Problem to work on: Look through the data below. Pick out the lines holding the string "oder".

Entries from a dataset
------------------------------------------------------------
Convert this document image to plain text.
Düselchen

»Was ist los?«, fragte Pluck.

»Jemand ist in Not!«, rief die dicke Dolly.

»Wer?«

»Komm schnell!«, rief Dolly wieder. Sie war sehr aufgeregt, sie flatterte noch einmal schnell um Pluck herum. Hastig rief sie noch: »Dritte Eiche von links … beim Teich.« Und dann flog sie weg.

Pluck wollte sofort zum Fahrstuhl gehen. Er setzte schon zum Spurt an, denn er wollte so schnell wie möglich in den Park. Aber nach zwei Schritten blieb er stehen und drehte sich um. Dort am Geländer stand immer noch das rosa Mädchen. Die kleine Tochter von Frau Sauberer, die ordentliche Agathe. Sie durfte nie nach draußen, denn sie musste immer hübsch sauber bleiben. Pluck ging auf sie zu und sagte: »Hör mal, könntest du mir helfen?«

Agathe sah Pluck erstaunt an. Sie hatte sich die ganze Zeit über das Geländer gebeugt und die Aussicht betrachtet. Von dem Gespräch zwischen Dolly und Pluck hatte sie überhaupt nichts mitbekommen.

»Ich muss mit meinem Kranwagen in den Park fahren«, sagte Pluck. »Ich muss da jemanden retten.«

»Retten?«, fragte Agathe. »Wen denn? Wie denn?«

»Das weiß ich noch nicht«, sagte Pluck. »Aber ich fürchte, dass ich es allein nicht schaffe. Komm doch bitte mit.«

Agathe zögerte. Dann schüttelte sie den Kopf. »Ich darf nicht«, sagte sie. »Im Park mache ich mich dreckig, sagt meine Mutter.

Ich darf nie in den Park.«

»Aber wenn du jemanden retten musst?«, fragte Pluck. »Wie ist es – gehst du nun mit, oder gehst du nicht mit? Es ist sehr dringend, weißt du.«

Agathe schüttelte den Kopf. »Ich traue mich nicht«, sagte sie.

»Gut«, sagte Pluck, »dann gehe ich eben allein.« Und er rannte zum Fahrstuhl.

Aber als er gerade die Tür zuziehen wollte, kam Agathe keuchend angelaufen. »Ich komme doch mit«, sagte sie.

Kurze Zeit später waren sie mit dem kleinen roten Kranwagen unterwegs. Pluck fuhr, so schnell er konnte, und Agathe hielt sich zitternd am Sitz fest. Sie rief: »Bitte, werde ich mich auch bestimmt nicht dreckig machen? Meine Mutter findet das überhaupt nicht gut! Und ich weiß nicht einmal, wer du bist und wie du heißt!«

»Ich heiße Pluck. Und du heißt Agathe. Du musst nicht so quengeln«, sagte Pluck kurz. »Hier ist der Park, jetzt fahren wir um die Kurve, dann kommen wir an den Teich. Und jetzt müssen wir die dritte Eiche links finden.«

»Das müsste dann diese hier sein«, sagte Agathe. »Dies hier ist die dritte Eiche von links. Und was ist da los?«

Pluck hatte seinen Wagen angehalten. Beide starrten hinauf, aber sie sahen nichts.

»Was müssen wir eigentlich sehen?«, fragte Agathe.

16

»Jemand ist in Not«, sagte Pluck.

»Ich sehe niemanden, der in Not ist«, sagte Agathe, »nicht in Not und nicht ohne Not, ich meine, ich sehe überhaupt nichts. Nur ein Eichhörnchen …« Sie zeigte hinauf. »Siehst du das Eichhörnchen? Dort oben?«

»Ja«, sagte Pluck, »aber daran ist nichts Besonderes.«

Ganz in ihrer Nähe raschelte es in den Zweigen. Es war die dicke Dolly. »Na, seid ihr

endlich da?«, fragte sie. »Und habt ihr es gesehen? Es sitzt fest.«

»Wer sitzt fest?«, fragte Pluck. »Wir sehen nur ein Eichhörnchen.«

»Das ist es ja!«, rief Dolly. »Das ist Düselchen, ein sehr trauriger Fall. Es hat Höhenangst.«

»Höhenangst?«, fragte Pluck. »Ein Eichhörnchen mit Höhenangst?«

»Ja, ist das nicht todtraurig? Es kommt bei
------------------------------------------------------------
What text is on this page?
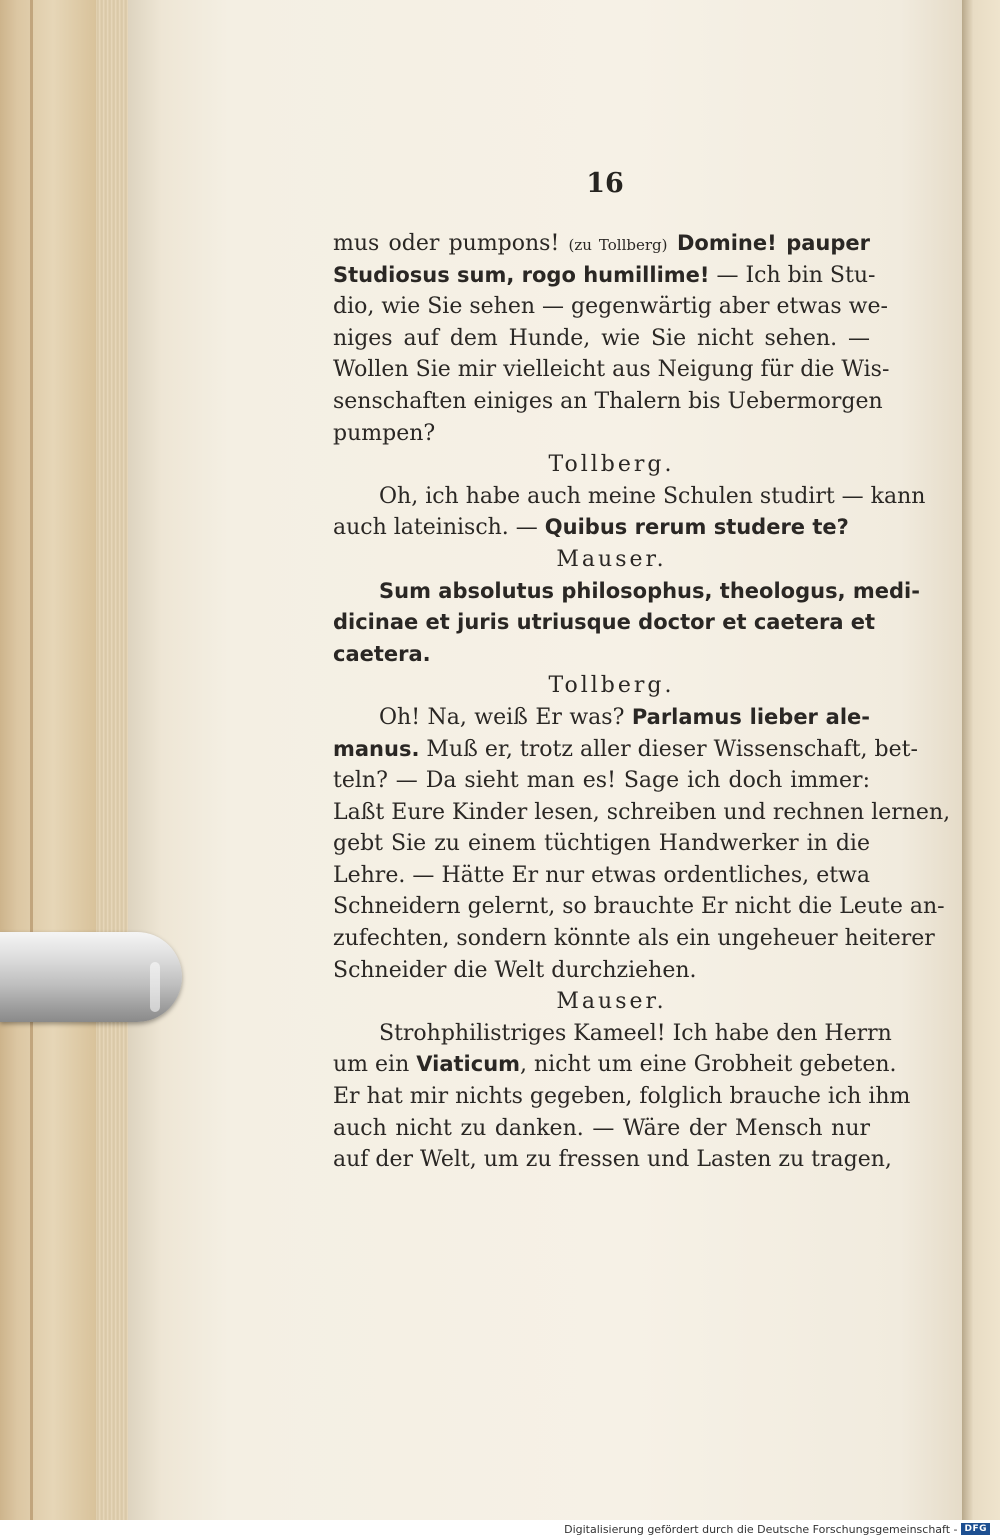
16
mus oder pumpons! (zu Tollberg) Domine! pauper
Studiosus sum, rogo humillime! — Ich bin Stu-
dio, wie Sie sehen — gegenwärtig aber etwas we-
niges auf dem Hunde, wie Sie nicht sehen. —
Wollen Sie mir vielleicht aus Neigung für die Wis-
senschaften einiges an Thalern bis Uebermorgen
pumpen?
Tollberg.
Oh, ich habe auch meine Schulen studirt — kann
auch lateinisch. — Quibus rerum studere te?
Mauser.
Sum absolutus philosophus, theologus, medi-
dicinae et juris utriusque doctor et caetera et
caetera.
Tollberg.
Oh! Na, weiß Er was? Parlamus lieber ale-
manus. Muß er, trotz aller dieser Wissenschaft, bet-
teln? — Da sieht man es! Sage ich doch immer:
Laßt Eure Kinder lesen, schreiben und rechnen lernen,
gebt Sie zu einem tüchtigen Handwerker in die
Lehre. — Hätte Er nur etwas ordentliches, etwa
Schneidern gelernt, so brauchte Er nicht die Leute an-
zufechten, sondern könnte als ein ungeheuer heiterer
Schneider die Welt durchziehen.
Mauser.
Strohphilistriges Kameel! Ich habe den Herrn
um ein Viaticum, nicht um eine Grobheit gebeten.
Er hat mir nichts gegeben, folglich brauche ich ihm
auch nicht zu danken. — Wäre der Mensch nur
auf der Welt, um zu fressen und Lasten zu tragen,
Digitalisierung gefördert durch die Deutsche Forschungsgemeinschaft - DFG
------------------------------------------------------------
Final result:
»Aber wenn du jemanden retten musst?«, fragte Pluck. »Wie ist es – gehst du nun mit, oder gehst du nicht mit? Es ist sehr dringend, weißt du.«
mus oder pumpons! (zu Tollberg) Domine! pauper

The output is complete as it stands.